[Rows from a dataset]
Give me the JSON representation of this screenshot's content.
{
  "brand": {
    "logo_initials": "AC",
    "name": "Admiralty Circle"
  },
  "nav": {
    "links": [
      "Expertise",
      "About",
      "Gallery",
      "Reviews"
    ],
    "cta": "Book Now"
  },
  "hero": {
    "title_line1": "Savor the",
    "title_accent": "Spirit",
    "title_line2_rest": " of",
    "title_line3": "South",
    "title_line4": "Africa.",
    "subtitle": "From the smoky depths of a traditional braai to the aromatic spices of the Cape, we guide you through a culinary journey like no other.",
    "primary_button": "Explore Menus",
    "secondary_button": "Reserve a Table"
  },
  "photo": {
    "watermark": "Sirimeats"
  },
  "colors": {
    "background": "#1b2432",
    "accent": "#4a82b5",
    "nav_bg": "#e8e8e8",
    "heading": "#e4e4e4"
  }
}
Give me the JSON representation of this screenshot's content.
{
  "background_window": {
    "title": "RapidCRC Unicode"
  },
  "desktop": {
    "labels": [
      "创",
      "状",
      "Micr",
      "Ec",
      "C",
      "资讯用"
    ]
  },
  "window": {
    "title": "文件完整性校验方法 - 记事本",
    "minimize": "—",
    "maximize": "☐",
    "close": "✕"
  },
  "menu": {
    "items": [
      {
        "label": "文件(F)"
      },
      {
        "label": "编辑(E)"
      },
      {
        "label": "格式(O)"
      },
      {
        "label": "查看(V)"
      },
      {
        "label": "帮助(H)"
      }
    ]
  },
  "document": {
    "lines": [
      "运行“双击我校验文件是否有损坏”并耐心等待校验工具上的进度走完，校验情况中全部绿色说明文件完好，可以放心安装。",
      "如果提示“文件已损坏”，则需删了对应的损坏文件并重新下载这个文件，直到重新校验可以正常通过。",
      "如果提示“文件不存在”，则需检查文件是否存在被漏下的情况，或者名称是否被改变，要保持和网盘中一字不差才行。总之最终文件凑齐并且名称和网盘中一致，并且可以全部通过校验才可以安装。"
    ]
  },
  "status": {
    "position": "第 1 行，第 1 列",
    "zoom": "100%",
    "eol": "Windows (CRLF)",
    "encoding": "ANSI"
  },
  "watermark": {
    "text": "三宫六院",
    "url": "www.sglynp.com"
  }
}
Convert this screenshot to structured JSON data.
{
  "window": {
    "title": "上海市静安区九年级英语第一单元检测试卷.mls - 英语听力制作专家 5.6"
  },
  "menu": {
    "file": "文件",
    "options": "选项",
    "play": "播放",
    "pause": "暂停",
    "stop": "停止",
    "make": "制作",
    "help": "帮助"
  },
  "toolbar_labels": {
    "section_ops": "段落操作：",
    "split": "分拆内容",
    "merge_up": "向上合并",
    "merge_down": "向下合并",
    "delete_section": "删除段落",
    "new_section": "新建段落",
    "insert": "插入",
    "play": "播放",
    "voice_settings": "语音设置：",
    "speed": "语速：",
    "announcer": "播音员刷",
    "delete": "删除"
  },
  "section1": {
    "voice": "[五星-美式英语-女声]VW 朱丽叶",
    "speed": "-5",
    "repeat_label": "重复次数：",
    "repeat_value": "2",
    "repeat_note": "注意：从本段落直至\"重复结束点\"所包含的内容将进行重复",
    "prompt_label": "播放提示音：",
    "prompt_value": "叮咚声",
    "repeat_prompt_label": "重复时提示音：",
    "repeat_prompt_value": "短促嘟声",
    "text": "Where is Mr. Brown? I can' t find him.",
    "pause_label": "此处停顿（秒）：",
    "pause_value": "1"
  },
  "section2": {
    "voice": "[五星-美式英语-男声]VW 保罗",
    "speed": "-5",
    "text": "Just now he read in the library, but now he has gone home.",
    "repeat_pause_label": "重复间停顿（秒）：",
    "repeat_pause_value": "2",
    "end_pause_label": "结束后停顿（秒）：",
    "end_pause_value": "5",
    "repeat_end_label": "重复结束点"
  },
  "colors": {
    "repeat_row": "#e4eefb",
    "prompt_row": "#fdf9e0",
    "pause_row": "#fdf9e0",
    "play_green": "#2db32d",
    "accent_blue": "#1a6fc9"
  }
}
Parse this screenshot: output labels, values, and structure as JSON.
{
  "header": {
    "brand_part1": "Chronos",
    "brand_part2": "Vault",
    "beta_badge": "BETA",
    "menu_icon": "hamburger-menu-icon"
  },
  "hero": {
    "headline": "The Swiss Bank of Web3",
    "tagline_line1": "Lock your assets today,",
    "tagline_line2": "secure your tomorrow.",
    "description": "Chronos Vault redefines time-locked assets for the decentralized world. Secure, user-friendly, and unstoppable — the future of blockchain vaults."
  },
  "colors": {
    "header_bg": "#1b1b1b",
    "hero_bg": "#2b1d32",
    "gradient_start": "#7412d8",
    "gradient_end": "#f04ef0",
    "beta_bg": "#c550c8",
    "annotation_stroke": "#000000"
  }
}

- [The exercise]: All of the data shown above must be copied exactly.

- [Task output]:
Give me the JSON representation of this screenshot's content.
{
  "brand": {
    "logo_initials": "AC",
    "name": "Admiralty Circle"
  },
  "nav": {
    "links": [
      "Expertise",
      "About",
      "Gallery",
      "Reviews"
    ],
    "cta": "Book Now"
  },
  "hero": {
    "title_line1": "Savor the",
    "title_accent": "Spirit",
    "title_line2_rest": " of",
    "title_line3": "South",
    "title_line4": "Africa.",
    "subtitle": "From the smoky depths of a traditional braai to the aromatic spices of the Cape, we guide you through a culinary journey like no other.",
    "primary_button": "Explore Menus",
    "secondary_button": "Reserve a Table"
  },
  "photo": {
    "watermark": "Sirimeats"
  },
  "colors": {
    "background": "#1b2432",
    "accent": "#4a82b5",
    "nav_bg": "#e8e8e8",
    "heading": "#e4e4e4"
  }
}
Give me the JSON representation of this screenshot's content.
{
  "background_window": {
    "title": "RapidCRC Unicode"
  },
  "desktop": {
    "labels": [
      "创",
      "状",
      "Micr",
      "Ec",
      "C",
      "资讯用"
    ]
  },
  "window": {
    "title": "文件完整性校验方法 - 记事本",
    "minimize": "—",
    "maximize": "☐",
    "close": "✕"
  },
  "menu": {
    "items": [
      {
        "label": "文件(F)"
      },
      {
        "label": "编辑(E)"
      },
      {
        "label": "格式(O)"
      },
      {
        "label": "查看(V)"
      },
      {
        "label": "帮助(H)"
      }
    ]
  },
  "document": {
    "lines": [
      "运行“双击我校验文件是否有损坏”并耐心等待校验工具上的进度走完，校验情况中全部绿色说明文件完好，可以放心安装。",
      "如果提示“文件已损坏”，则需删了对应的损坏文件并重新下载这个文件，直到重新校验可以正常通过。",
      "如果提示“文件不存在”，则需检查文件是否存在被漏下的情况，或者名称是否被改变，要保持和网盘中一字不差才行。总之最终文件凑齐并且名称和网盘中一致，并且可以全部通过校验才可以安装。"
    ]
  },
  "status": {
    "position": "第 1 行，第 1 列",
    "zoom": "100%",
    "eol": "Windows (CRLF)",
    "encoding": "ANSI"
  },
  "watermark": {
    "text": "三宫六院",
    "url": "www.sglynp.com"
  }
}
Convert this screenshot to structured JSON data.
{
  "window": {
    "title": "上海市静安区九年级英语第一单元检测试卷.mls - 英语听力制作专家 5.6"
  },
  "menu": {
    "file": "文件",
    "options": "选项",
    "play": "播放",
    "pause": "暂停",
    "stop": "停止",
    "make": "制作",
    "help": "帮助"
  },
  "toolbar_labels": {
    "section_ops": "段落操作：",
    "split": "分拆内容",
    "merge_up": "向上合并",
    "merge_down": "向下合并",
    "delete_section": "删除段落",
    "new_section": "新建段落",
    "insert": "插入",
    "play": "播放",
    "voice_settings": "语音设置：",
    "speed": "语速：",
    "announcer": "播音员刷",
    "delete": "删除"
  },
  "section1": {
    "voice": "[五星-美式英语-女声]VW 朱丽叶",
    "speed": "-5",
    "repeat_label": "重复次数：",
    "repeat_value": "2",
    "repeat_note": "注意：从本段落直至\"重复结束点\"所包含的内容将进行重复",
    "prompt_label": "播放提示音：",
    "prompt_value": "叮咚声",
    "repeat_prompt_label": "重复时提示音：",
    "repeat_prompt_value": "短促嘟声",
    "text": "Where is Mr. Brown? I can' t find him.",
    "pause_label": "此处停顿（秒）：",
    "pause_value": "1"
  },
  "section2": {
    "voice": "[五星-美式英语-男声]VW 保罗",
    "speed": "-5",
    "text": "Just now he read in the library, but now he has gone home.",
    "repeat_pause_label": "重复间停顿（秒）：",
    "repeat_pause_value": "2",
    "end_pause_label": "结束后停顿（秒）：",
    "end_pause_value": "5",
    "repeat_end_label": "重复结束点"
  },
  "colors": {
    "repeat_row": "#e4eefb",
    "prompt_row": "#fdf9e0",
    "pause_row": "#fdf9e0",
    "play_green": "#2db32d",
    "accent_blue": "#1a6fc9"
  }
}
Parse this screenshot: output labels, values, and structure as JSON.
{
  "header": {
    "brand_part1": "Chronos",
    "brand_part2": "Vault",
    "beta_badge": "BETA",
    "menu_icon": "hamburger-menu-icon"
  },
  "hero": {
    "headline": "The Swiss Bank of Web3",
    "tagline_line1": "Lock your assets today,",
    "tagline_line2": "secure your tomorrow.",
    "description": "Chronos Vault redefines time-locked assets for the decentralized world. Secure, user-friendly, and unstoppable — the future of blockchain vaults."
  },
  "colors": {
    "header_bg": "#1b1b1b",
    "hero_bg": "#2b1d32",
    "gradient_start": "#7412d8",
    "gradient_end": "#f04ef0",
    "beta_bg": "#c550c8",
    "annotation_stroke": "#000000"
  }
}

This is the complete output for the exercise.